“Abbiamo tolto di mezzo il mondo vero: quale mondo ci è rimasto? Forse quello apparente?… Ma no! Col mondo vero abbiamo eliminato anche quello apparente!”.
Friedrich W. Nietzsche
La fotografia che uccide la fotografia
Al tempo della civiltà spettacolare, la cultura della fotografia spinge i fotografi nelle macellerie delle guerre o nei salotti dabbene dei produttori di illusioni… la fotografia consumerista è come il cadavere di Cristo che si nasconde nella Bibbia… un’immagine del desiderio, di compassione e di timore che incute riverenza e sottomissione (ma non proprio) celestiale, salvifica, mitica… la fotografia, proprio come Cristo sulla croce, è un’impostura, un distoglimento dal vero, un crimine continuato contro secoli di ribellione al sacro… a parte i soliti eretici a tutto… gente in gamba, che ad ogni pagina di storia hanno attentato a re, regine, tiranni, generali, papi, padroni, capi di Stato… che opprimevano i popoli e li costringevano a morire nelle loro guerre o a servire alle loro tavole o nelle loro fabbriche… e avevano osato pensare che l’avvento di una società più libera e più umana, potesse davvero fare a meno di questi buffoni in formato grande… l’intuizione non è stata il risultato… l’utopia però di fare una “tabula rasa” di tutta la “bella gente” che governa in questo modo e a questo prezzo, non è mai sfumata… li hanno massacrati senza pietà gli eretici, ma non vinti!… all’infuori della bellezza e della verità, tutte le mitologie sul “buon governo” sono senza valore. I crimini più raffinati si commetto sugli scranni del parlamenti e sono perpetrati contro chi vuole la libertà, tutta la libertà e nient’altro che la libertà, per raggiungere la pubblica felicità.

Informazioni estratte:

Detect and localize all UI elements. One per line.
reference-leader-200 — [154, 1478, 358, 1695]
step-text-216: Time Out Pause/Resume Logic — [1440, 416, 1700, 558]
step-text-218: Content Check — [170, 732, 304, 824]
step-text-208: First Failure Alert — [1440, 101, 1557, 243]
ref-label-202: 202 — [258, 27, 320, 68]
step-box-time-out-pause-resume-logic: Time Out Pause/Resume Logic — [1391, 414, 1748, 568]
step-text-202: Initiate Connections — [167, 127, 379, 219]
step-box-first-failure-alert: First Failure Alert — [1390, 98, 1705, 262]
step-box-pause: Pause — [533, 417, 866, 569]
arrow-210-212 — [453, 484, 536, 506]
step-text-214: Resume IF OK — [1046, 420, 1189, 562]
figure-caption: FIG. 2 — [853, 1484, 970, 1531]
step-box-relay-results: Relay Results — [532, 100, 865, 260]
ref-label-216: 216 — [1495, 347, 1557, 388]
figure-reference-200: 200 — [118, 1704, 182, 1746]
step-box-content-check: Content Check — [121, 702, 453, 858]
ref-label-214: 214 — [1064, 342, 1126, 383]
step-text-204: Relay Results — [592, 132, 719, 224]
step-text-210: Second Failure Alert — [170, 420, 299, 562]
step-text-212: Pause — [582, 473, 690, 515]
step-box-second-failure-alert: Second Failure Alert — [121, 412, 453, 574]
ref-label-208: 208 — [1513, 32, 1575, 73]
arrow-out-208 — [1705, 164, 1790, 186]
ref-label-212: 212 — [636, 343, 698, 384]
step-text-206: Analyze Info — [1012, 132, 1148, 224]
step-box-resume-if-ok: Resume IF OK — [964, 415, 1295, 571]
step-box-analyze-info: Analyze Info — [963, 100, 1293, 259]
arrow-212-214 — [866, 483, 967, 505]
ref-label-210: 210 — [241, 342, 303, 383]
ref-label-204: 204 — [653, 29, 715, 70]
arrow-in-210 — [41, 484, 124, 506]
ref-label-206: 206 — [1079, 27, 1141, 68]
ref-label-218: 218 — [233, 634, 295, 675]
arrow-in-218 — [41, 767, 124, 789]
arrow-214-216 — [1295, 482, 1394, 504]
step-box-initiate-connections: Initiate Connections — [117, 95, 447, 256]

Istruzioni da seguire: Nel brano sulla fotografia che uccide la fotografia, elenca tutte le figure di potere contro cui gli eretici hanno attentato a ogni pagina di storia.

Risultato dell'esercizio: re, regine, tiranni, generali, papi, padroni, capi di Stato